Extracted data entries:
────────────────────────────────────────

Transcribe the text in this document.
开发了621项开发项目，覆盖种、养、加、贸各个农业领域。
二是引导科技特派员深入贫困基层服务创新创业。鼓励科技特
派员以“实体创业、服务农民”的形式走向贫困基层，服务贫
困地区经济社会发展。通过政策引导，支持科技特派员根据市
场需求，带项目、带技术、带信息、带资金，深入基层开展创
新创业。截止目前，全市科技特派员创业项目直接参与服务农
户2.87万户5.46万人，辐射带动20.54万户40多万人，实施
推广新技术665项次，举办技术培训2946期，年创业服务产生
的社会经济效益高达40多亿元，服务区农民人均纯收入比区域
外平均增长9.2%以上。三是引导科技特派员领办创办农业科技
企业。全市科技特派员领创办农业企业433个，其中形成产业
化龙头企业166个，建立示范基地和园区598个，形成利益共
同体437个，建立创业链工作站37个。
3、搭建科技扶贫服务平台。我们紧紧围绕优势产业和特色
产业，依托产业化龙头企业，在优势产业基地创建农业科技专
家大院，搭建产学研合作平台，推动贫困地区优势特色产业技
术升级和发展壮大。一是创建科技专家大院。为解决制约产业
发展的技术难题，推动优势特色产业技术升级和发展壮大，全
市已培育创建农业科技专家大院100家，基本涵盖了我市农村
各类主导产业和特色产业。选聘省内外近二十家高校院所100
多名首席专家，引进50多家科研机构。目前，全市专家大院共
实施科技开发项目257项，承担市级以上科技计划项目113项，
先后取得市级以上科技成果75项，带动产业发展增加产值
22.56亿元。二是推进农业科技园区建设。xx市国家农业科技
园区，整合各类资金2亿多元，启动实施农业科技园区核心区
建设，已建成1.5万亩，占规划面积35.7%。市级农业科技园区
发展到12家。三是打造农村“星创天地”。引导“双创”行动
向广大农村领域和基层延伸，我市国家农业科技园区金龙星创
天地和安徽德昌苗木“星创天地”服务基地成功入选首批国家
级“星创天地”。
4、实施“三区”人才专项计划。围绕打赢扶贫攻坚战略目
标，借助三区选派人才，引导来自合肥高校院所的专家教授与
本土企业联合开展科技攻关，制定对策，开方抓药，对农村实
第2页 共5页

────────────────────────────────────────

Please reproduce all of the entries exactly as they stand.

Transcribe the text in this document.
开发了621项开发项目，覆盖种、养、加、贸各个农业领域。
二是引导科技特派员深入贫困基层服务创新创业。鼓励科技特
派员以“实体创业、服务农民”的形式走向贫困基层，服务贫
困地区经济社会发展。通过政策引导，支持科技特派员根据市
场需求，带项目、带技术、带信息、带资金，深入基层开展创
新创业。截止目前，全市科技特派员创业项目直接参与服务农
户2.87万户5.46万人，辐射带动20.54万户40多万人，实施
推广新技术665项次，举办技术培训2946期，年创业服务产生
的社会经济效益高达40多亿元，服务区农民人均纯收入比区域
外平均增长9.2%以上。三是引导科技特派员领办创办农业科技
企业。全市科技特派员领创办农业企业433个，其中形成产业
化龙头企业166个，建立示范基地和园区598个，形成利益共
同体437个，建立创业链工作站37个。
3、搭建科技扶贫服务平台。我们紧紧围绕优势产业和特色
产业，依托产业化龙头企业，在优势产业基地创建农业科技专
家大院，搭建产学研合作平台，推动贫困地区优势特色产业技
术升级和发展壮大。一是创建科技专家大院。为解决制约产业
发展的技术难题，推动优势特色产业技术升级和发展壮大，全
市已培育创建农业科技专家大院100家，基本涵盖了我市农村
各类主导产业和特色产业。选聘省内外近二十家高校院所100
多名首席专家，引进50多家科研机构。目前，全市专家大院共
实施科技开发项目257项，承担市级以上科技计划项目113项，
先后取得市级以上科技成果75项，带动产业发展增加产值
22.56亿元。二是推进农业科技园区建设。xx市国家农业科技
园区，整合各类资金2亿多元，启动实施农业科技园区核心区
建设，已建成1.5万亩，占规划面积35.7%。市级农业科技园区
发展到12家。三是打造农村“星创天地”。引导“双创”行动
向广大农村领域和基层延伸，我市国家农业科技园区金龙星创
天地和安徽德昌苗木“星创天地”服务基地成功入选首批国家
级“星创天地”。
4、实施“三区”人才专项计划。围绕打赢扶贫攻坚战略目
标，借助三区选派人才，引导来自合肥高校院所的专家教授与
本土企业联合开展科技攻关，制定对策，开方抓药，对农村实
第2页 共5页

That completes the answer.